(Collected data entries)
==============================
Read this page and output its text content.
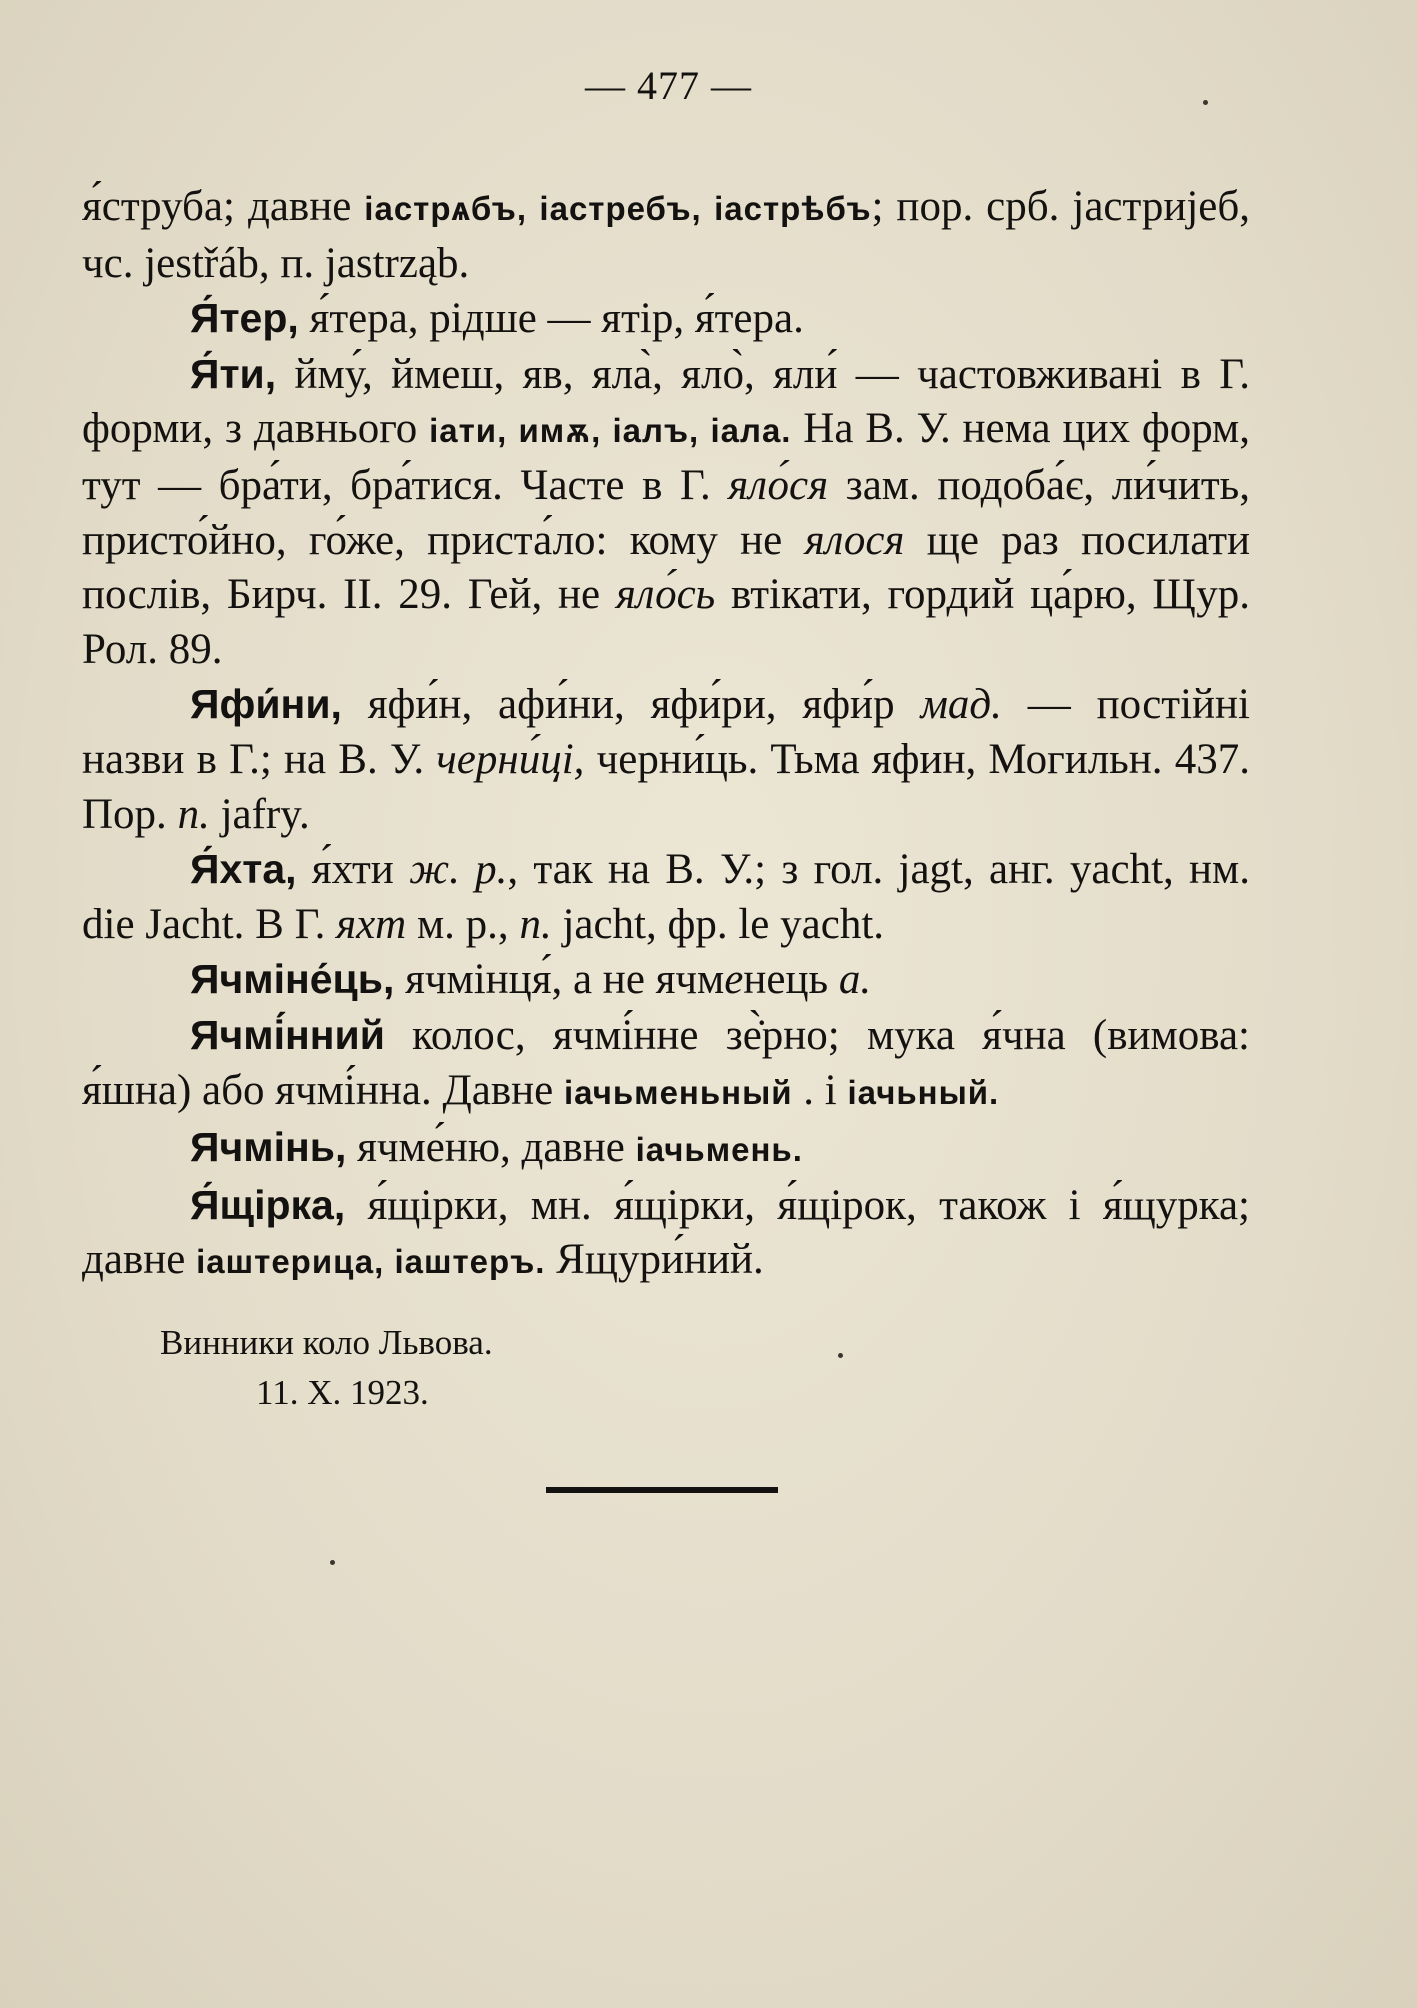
— 477 —

я́струба; давне іастрѧбъ, іастребъ, іастрѣбъ; пор. срб. јастријеб, чс. jestřáb, п. jastrząb.

Я́тер, я́тера, рідше — ятір, я́тера.

Я́ти, йму́, ймеш, яв, яла̀, яло̀, яли́ — частовживані в Г. форми, з давнього іати, имѫ, іалъ, іала. На В. У. нема цих форм, тут — бра́ти, бра́тися. Часте в Г. яло́ся зам. подоба́є, ли́чить, присто́йно, го́же, приста́ло: кому не ялося ще раз посилати послів, Бирч. II. 29. Гей, не яло́сь втікати, гордий ца́рю, Щур. Рол. 89.

Яфи́ни, яфи́н, афи́ни, яфи́ри, яфи́р мад. — постійні назви в Г.; на В. У. черни́ці, черни́ць. Тьма яфин, Могильн. 437. Пор. п. jafry.

Я́хта, я́хти ж. р., так на В. У.; з гол. jagt, анг. yacht, нм. die Jacht. В Г. яхт м. р., п. jacht, фр. le yacht.

Ячміне́ць, ячмінця́, а не ячменець а.

Ячмі́нний колос, ячмі́нне зе̇̀рно; мука я́чна (вимова: я́шна) або ячмі́нна. Давне іачьменьный . і іачьный.

Ячмінь, ячме́ню, давне іачьмень.

Я́щірка, я́щірки, мн. я́щірки, я́щірок, також і я́щурка; давне іаштерица, іаштеръ. Ящури́ний.

Винники коло Львова.
11. X. 1923.
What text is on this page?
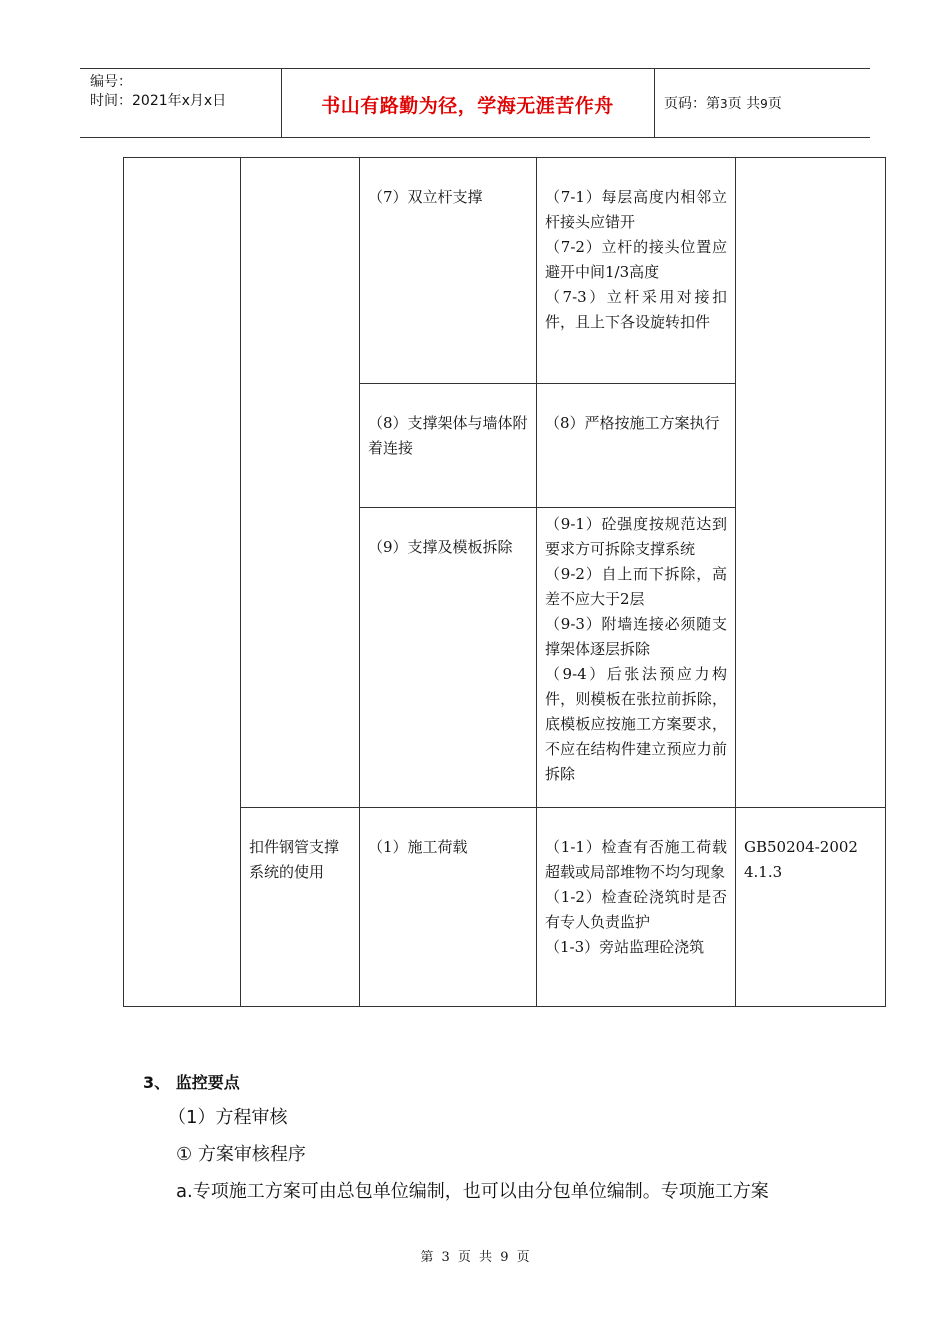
编号：
时间：2021年x月x日	书山有路勤为径，学海无涯苦作舟	页码：第3页 共9页

		（7）双立杆支撑	（7-1）每层高度内相邻立杆接头应错开
（7-2）立杆的接头位置应避开中间1/3高度
（7-3）立杆采用对接扣件，且上下各设旋转扣件	

		（8）支撑架体与墙体附着连接	（8）严格按施工方案执行	

		（9）支撑及模板拆除	（9-1）砼强度按规范达到要求方可拆除支撑系统
（9-2）自上而下拆除，高差不应大于2层
（9-3）附墙连接必须随支撑架体逐层拆除
（9-4）后张法预应力构件，则模板在张拉前拆除，底模板应按施工方案要求，不应在结构件建立预应力前拆除	

	扣件钢管支撑系统的使用	（1）施工荷载	（1-1）检查有否施工荷载超载或局部堆物不均匀现象
（1-2）检查砼浇筑时是否有专人负责监护
（1-3）旁站监理砼浇筑	GB50204-2002
4.1.3
3、 监控要点
（1）方程审核
① 方案审核程序
a.专项施工方案可由总包单位编制，也可以由分包单位编制。专项施工方案
第 3 页 共 9 页
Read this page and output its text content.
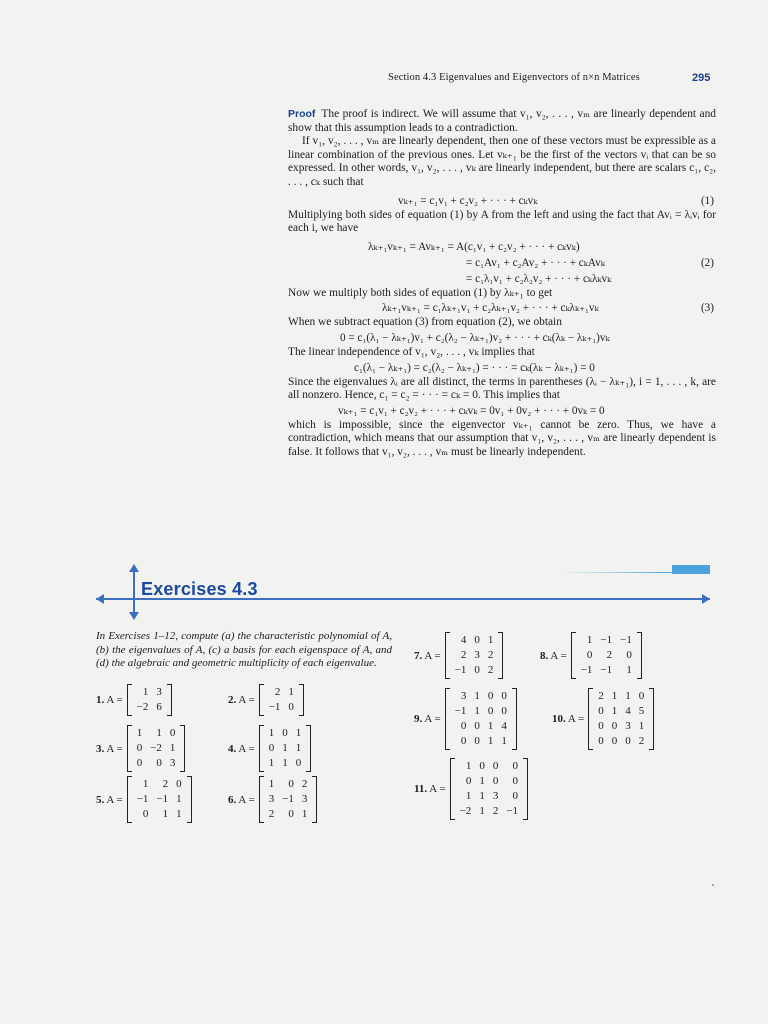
Section 4.3 Eigenvalues and Eigenvectors of n×n Matrices	295

Proof The proof is indirect. We will assume that v₁, v₂, . . . , vₘ are linearly dependent and show that this assumption leads to a contradiction.

If v₁, v₂, . . . , vₘ are linearly dependent, then one of these vectors must be expressible as a linear combination of the previous ones. Let vₖ₊₁ be the first of the vectors vᵢ that can be so expressed. In other words, v₁, v₂, . . . , vₖ are linearly independent, but there are scalars c₁, c₂, . . . , cₖ such that

vₖ₊₁ = c₁v₁ + c₂v₂ + · · · + cₖvₖ	(1)

Multiplying both sides of equation (1) by A from the left and using the fact that Avᵢ = λᵢvᵢ for each i, we have

λₖ₊₁vₖ₊₁ = Avₖ₊₁ = A(c₁v₁ + c₂v₂ + · · · + cₖvₖ)
= c₁Av₁ + c₂Av₂ + · · · + cₖAvₖ	(2)
= c₁λ₁v₁ + c₂λ₂v₂ + · · · + cₖλₖvₖ

Now we multiply both sides of equation (1) by λₖ₊₁ to get

λₖ₊₁vₖ₊₁ = c₁λₖ₊₁v₁ + c₂λₖ₊₁v₂ + · · · + cₖλₖ₊₁vₖ	(3)

When we subtract equation (3) from equation (2), we obtain

0 = c₁(λ₁ − λₖ₊₁)v₁ + c₂(λ₂ − λₖ₊₁)v₂ + · · · + cₖ(λₖ − λₖ₊₁)vₖ

The linear independence of v₁, v₂, . . . , vₖ implies that

c₁(λ₁ − λₖ₊₁) = c₂(λ₂ − λₖ₊₁) = · · · = cₖ(λₖ − λₖ₊₁) = 0

Since the eigenvalues λᵢ are all distinct, the terms in parentheses (λᵢ − λₖ₊₁), i = 1, . . . , k, are all nonzero. Hence, c₁ = c₂ = · · · = cₖ = 0. This implies that

vₖ₊₁ = c₁v₁ + c₂v₂ + · · · + cₖvₖ = 0v₁ + 0v₂ + · · · + 0vₖ = 0

which is impossible, since the eigenvector vₖ₊₁ cannot be zero. Thus, we have a contradiction, which means that our assumption that v₁, v₂, . . . , vₘ are linearly dependent is false. It follows that v₁, v₂, . . . , vₘ must be linearly independent.

Exercises 4.3
In Exercises 1–12, compute (a) the characteristic polynomial of A, (b) the eigenvalues of A, (c) a basis for each eigenspace of A, and (d) the algebraic and geometric multiplicity of each eigenvalue.
1. A =
1 3
−2 6
2. A =
2 1
−1 0
3. A =
1	1 0
0 −2 1
0	0 3
4. A =
1 0 1
0 1 1
1 1 0
5. A =
1	2 0
−1 −1 1
0	1 1
6. A =
1	0 2
3 −1 3
2	0 1
7. A =
4 0 1
2 3 2
−1 0 2
8. A =
1 −1 −1
0	2	0
−1 −1	1
9. A =
3 1 0 0
−1 1 0 0
0 0 1 4
0 0 1 1
10. A =
2 1 1 0
0 1 4 5
0 0 3 1
0 0 0 2
11. A =
1 0 0	0
0 1 0	0
1 1 3	0
−2 1 2 −1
==============================
REQUIRED TASK ::
Copy out every line where the word "contradiction" occurs.

SOLUTION TO THIS PROBLEM ::
Proof The proof is indirect. We will assume that v₁, v₂, . . . , vₘ are linearly dependent and show that this assumption leads to a contradiction.
which is impossible, since the eigenvector vₖ₊₁ cannot be zero. Thus, we have a contradiction, which means that our assumption that v₁, v₂, . . . , vₘ are linearly dependent is false. It follows that v₁, v₂, . . . , vₘ must be linearly independent.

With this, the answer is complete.